▶ _Tugas Soal 1_
Susun sebagai daftar bernomor semua baris catatan, mulai dari awal catatan sampai baris yang memuat "y-tick-label: 4.50% — [23, 136, 118, 171]", tanpa baris kosong.

### Bagian Dokumen

Senin, 18 Juni 2018

Buang Maafmu


             Bulan syawal masih belum berlalu, bahkan hari ini belum genap seminggu dari raya Idul Fitri 1 Syawal 1439 H. Nuansa lebaran dan saling bermaafan yang kental di negeri ini pun masih sangat terasa, tetapi Idul Fitri yang berarti kembali suci itu seperti sudah tertimbun kesuciannya. Padahal beberapa hari lalu, budaya baik yang dibuat pada saat hari raya itu kita hatur-haturkan ke banyak orang, berharap dosa kesalahan dan khilaf kita di antara sesama bisa terhapuskan. Sekarang, ada apa dengan kita yang kemarin katanya baru kembali suci?
            Banyak orang tak paham dengan hakikat bermaafan, seringkali orang meminta maaf hanya untuk mengikuti budaya dan karena “mumpung momennya”. Budaya maaf yang dibuat pada hari raya Idul Fitri tentu termasuk hal baik dan tidak termasuk hal yang salah, yang salah dan bermasalah adalah manusia, bukan budaya dan momen bermaaf-maafannya. Jika dicermati lebih jauh, maaf dapat menghapuskan dosa yang telah kita lakukan, dosa yang menyebabkan kita bisa terjerumus ke dalam api neraka. Sangat dalam sekali bukan, manfaat maaf ini?
             Tetapi kebanyakan orang, di saat hari raya Idul Fitri ini tiba, jutaan kalimat permintaan maaf mereka lontarkan dan sodor-sodorkan hanya untuk meramaikan momen dan justru lupa niat dan hakikat minta maaf sesungguhnya. Parahnya, ada yang menyelingi minta maaf dengan lelucon. Minta maaf kini hanya dianggap kebiasaan dan lelucon. Ada yang menghina dan menyakiti sesamanya dengan sengaja, lalu meminta maaf. Mereka mengulangi hal tersebut selama Idul Fitri dan beranggapan bahwa hari raya Idul Fitri adalah kesempatan yang aman dari dosa karena mereka menganggap itu momen sebagai hari minta maaf. Selepas Idul Fitri, bahkan banyak yang merasa bebas berbuat dosa lagi dan lupa hakikat kembali suci. Mereka seakan lupa hakikat maaf yang baru saja mereka ucapkan.

######
### Catatan Hasil Ekstraksi

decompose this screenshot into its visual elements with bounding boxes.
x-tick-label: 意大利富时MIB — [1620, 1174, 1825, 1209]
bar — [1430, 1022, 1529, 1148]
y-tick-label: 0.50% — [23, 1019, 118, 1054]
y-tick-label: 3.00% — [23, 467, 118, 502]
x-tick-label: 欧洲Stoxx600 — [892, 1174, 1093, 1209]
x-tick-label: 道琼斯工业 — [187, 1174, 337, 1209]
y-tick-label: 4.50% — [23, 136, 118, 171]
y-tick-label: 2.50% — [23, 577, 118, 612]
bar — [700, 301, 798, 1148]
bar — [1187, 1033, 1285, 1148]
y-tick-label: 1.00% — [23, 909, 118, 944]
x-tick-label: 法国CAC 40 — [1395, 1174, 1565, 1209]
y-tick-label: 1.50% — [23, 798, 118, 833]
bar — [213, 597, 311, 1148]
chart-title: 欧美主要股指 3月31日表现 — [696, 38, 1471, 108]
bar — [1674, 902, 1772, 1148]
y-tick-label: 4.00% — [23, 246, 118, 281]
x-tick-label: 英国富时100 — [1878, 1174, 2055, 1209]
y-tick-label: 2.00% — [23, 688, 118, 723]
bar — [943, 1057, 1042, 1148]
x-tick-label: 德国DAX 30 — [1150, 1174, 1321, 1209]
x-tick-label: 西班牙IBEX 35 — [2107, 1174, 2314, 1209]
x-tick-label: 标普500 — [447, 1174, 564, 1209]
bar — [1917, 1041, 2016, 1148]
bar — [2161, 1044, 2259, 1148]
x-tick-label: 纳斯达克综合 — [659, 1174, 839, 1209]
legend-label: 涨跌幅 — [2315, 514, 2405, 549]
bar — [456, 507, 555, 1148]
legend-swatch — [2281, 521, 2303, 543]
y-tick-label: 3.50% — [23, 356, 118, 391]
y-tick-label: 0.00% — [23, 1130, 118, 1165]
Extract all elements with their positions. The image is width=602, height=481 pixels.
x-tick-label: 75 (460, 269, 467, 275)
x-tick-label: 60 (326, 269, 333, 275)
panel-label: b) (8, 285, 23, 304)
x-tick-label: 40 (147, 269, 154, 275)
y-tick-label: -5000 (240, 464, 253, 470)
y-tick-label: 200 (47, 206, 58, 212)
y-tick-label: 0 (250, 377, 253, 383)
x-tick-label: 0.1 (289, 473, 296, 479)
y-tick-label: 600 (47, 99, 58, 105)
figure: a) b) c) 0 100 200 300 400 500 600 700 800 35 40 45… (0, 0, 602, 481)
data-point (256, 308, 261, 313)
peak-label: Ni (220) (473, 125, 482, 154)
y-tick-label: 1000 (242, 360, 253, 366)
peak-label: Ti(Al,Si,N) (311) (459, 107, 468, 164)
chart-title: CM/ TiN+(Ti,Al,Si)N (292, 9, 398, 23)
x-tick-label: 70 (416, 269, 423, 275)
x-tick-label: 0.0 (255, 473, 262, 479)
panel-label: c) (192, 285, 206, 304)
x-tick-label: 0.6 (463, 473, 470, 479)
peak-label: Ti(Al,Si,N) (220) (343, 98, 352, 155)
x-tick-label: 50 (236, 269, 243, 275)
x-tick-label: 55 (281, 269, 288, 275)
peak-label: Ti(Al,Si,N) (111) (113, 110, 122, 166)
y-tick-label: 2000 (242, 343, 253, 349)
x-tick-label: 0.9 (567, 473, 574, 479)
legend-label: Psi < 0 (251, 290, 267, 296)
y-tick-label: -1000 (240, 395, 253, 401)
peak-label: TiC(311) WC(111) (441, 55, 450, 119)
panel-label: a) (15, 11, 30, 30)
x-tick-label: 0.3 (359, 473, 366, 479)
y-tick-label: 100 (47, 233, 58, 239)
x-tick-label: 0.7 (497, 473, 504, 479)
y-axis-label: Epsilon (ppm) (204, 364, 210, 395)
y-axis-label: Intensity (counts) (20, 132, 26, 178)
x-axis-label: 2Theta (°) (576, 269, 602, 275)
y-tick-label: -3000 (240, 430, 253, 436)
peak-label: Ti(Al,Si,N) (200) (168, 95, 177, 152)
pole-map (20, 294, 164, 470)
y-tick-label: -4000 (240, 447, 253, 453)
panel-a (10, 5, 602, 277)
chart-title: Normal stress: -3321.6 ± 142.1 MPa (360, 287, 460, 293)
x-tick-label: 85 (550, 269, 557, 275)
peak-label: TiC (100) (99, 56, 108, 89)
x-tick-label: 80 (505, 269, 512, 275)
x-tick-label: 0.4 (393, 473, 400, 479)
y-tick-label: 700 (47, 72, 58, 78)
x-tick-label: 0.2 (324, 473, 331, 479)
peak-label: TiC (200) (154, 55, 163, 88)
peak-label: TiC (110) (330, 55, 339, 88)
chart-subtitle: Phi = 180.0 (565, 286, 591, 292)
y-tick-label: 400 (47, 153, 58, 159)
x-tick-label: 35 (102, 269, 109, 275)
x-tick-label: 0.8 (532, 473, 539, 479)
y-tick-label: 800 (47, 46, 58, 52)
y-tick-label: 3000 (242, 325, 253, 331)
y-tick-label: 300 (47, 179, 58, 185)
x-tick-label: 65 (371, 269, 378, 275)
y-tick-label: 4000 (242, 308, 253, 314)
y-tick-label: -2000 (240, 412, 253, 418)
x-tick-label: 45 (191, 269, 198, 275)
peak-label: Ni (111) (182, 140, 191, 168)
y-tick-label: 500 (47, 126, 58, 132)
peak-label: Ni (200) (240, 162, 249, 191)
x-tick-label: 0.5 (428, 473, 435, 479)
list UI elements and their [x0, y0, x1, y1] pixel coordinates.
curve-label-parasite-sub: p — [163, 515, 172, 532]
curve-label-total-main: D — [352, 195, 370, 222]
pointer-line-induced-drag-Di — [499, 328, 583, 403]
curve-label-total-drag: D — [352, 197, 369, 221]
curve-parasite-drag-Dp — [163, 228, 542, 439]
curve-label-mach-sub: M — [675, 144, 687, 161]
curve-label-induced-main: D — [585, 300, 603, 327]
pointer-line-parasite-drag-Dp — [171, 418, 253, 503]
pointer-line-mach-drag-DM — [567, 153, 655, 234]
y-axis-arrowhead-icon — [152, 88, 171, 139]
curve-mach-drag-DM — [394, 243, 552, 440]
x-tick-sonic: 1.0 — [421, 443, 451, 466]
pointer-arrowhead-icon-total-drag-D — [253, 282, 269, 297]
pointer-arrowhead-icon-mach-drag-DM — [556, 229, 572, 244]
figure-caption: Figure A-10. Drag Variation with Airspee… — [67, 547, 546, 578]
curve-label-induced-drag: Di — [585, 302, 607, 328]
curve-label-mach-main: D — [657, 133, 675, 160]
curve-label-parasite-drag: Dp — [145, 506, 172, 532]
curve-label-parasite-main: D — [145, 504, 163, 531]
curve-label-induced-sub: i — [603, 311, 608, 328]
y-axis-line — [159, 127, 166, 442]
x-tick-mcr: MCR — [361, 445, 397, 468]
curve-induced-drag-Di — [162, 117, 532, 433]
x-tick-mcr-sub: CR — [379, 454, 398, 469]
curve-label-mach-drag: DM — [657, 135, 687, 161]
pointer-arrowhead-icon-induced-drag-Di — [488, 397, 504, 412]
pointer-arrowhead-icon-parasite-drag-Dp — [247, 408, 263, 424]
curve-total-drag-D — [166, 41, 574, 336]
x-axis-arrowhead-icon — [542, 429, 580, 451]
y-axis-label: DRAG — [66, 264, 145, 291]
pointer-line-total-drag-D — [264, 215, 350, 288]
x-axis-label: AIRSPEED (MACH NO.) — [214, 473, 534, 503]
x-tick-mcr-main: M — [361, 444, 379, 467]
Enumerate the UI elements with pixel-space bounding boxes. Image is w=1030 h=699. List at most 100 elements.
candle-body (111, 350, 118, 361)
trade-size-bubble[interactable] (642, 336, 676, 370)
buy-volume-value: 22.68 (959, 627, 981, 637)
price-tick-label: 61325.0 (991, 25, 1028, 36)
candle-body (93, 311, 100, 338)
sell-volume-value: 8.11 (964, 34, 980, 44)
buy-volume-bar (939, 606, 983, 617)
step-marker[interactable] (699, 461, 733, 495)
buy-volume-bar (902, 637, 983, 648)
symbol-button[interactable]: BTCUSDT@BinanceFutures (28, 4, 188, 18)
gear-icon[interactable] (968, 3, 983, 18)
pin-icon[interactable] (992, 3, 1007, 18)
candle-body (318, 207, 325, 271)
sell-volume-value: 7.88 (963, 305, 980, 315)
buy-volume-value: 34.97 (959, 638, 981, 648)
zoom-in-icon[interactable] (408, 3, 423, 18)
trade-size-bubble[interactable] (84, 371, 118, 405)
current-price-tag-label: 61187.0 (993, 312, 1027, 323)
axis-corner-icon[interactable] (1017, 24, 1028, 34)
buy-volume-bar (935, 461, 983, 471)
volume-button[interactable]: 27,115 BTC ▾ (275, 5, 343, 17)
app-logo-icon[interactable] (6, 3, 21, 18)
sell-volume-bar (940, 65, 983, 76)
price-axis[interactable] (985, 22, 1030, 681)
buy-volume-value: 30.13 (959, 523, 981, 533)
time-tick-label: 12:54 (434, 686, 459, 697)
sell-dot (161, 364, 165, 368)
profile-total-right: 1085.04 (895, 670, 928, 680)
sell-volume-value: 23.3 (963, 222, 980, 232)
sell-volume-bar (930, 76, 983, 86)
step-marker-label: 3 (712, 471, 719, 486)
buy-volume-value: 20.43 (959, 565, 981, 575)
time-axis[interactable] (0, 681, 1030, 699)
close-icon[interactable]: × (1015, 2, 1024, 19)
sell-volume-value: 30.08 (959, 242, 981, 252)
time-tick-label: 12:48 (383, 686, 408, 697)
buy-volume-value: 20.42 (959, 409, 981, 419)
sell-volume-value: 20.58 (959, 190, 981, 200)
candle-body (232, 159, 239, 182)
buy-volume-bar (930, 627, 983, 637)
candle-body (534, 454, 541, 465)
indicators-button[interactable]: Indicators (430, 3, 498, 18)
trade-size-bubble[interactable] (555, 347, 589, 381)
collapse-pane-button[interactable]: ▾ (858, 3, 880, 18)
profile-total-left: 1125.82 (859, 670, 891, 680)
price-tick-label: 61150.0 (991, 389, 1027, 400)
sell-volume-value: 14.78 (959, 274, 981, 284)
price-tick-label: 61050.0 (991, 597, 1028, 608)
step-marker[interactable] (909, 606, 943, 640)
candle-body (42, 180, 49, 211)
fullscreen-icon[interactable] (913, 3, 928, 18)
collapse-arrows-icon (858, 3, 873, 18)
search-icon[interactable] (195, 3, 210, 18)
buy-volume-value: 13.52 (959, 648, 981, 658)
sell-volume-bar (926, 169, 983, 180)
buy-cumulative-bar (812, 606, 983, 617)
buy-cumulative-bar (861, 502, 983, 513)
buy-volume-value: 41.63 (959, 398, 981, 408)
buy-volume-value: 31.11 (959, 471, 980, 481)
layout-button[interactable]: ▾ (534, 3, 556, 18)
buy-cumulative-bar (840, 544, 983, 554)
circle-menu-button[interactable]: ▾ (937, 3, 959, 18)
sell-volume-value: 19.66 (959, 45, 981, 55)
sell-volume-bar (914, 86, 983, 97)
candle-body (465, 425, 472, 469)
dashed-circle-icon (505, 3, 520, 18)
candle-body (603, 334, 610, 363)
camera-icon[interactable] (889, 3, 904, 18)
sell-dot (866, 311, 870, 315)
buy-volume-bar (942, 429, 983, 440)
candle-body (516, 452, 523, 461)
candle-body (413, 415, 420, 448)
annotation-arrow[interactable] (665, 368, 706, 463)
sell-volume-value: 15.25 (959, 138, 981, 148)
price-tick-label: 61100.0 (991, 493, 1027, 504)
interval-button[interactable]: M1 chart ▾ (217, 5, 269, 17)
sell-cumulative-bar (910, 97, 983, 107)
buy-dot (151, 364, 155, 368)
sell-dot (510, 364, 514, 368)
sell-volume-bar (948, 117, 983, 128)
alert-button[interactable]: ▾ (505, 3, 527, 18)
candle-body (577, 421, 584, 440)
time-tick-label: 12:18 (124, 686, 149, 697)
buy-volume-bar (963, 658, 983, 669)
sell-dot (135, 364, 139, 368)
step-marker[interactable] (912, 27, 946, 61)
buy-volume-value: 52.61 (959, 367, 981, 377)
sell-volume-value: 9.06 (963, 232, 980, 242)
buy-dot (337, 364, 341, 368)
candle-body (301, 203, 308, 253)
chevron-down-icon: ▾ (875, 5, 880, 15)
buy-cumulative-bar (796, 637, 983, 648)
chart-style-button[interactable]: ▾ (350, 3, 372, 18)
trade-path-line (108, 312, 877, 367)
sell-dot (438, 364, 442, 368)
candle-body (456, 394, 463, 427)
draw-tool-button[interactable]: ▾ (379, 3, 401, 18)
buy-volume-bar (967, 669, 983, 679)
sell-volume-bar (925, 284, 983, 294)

######

▶ _Tugas Soal 2_
Tulis ulang bagian tulisan tentang maaf, mulai dari "Banyak orang tak" sampai "manfaat maaf ini?", dengan mengganti "hakikat" menjadi "makna".

▶ _Jawaban Soal 1_
1. decompose this screenshot into its visual elements with bounding boxes.
2. x-tick-label: 意大利富时MIB — [1620, 1174, 1825, 1209]
3. bar — [1430, 1022, 1529, 1148]
4. y-tick-label: 0.50% — [23, 1019, 118, 1054]
5. y-tick-label: 3.00% — [23, 467, 118, 502]
6. x-tick-label: 欧洲Stoxx600 — [892, 1174, 1093, 1209]
7. x-tick-label: 道琼斯工业 — [187, 1174, 337, 1209]
8. y-tick-label: 4.50% — [23, 136, 118, 171]

▶ _Jawaban Soal 2_
Banyak orang tak paham dengan makna bermaafan, seringkali orang meminta maaf hanya untuk mengikuti budaya dan karena “mumpung momennya”. Budaya maaf yang dibuat pada hari raya Idul Fitri tentu termasuk hal baik dan tidak termasuk hal yang salah, yang salah dan bermasalah adalah manusia, bukan budaya dan momen bermaaf-maafannya. Jika dicermati lebih jauh, maaf dapat menghapuskan dosa yang telah kita lakukan, dosa yang menyebabkan kita bisa terjerumus ke dalam api neraka. Sangat dalam sekali bukan, manfaat maaf ini?